> **WORK TO COMPLETE**
Extract all of the entries and set them down verbatim.

> **DATA FOR THE TASK**
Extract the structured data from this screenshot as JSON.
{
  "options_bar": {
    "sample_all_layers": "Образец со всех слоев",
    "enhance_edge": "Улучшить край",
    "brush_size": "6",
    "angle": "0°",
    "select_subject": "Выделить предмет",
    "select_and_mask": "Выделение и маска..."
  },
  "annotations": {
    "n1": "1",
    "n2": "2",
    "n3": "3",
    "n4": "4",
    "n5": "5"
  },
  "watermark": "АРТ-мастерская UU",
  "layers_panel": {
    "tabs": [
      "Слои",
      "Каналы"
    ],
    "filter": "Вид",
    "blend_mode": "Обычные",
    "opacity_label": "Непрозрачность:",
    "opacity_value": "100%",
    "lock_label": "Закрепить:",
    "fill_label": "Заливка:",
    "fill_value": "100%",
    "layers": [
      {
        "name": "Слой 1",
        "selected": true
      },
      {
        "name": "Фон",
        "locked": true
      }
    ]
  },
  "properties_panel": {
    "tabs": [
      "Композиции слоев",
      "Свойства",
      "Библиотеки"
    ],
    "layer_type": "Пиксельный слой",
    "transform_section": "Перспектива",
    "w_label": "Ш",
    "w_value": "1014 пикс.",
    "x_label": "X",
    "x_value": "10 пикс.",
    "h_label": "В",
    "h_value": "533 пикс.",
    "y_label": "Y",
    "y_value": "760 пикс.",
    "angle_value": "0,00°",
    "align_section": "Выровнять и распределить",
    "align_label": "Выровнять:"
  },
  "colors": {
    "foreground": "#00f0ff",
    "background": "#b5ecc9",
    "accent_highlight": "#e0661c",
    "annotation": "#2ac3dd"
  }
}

> **COMPLETE ANSWER**
Extract the structured data from this screenshot as JSON.
{
  "options_bar": {
    "sample_all_layers": "Образец со всех слоев",
    "enhance_edge": "Улучшить край",
    "brush_size": "6",
    "angle": "0°",
    "select_subject": "Выделить предмет",
    "select_and_mask": "Выделение и маска..."
  },
  "annotations": {
    "n1": "1",
    "n2": "2",
    "n3": "3",
    "n4": "4",
    "n5": "5"
  },
  "watermark": "АРТ-мастерская UU",
  "layers_panel": {
    "tabs": [
      "Слои",
      "Каналы"
    ],
    "filter": "Вид",
    "blend_mode": "Обычные",
    "opacity_label": "Непрозрачность:",
    "opacity_value": "100%",
    "lock_label": "Закрепить:",
    "fill_label": "Заливка:",
    "fill_value": "100%",
    "layers": [
      {
        "name": "Слой 1",
        "selected": true
      },
      {
        "name": "Фон",
        "locked": true
      }
    ]
  },
  "properties_panel": {
    "tabs": [
      "Композиции слоев",
      "Свойства",
      "Библиотеки"
    ],
    "layer_type": "Пиксельный слой",
    "transform_section": "Перспектива",
    "w_label": "Ш",
    "w_value": "1014 пикс.",
    "x_label": "X",
    "x_value": "10 пикс.",
    "h_label": "В",
    "h_value": "533 пикс.",
    "y_label": "Y",
    "y_value": "760 пикс.",
    "angle_value": "0,00°",
    "align_section": "Выровнять и распределить",
    "align_label": "Выровнять:"
  },
  "colors": {
    "foreground": "#00f0ff",
    "background": "#b5ecc9",
    "accent_highlight": "#e0661c",
    "annotation": "#2ac3dd"
  }
}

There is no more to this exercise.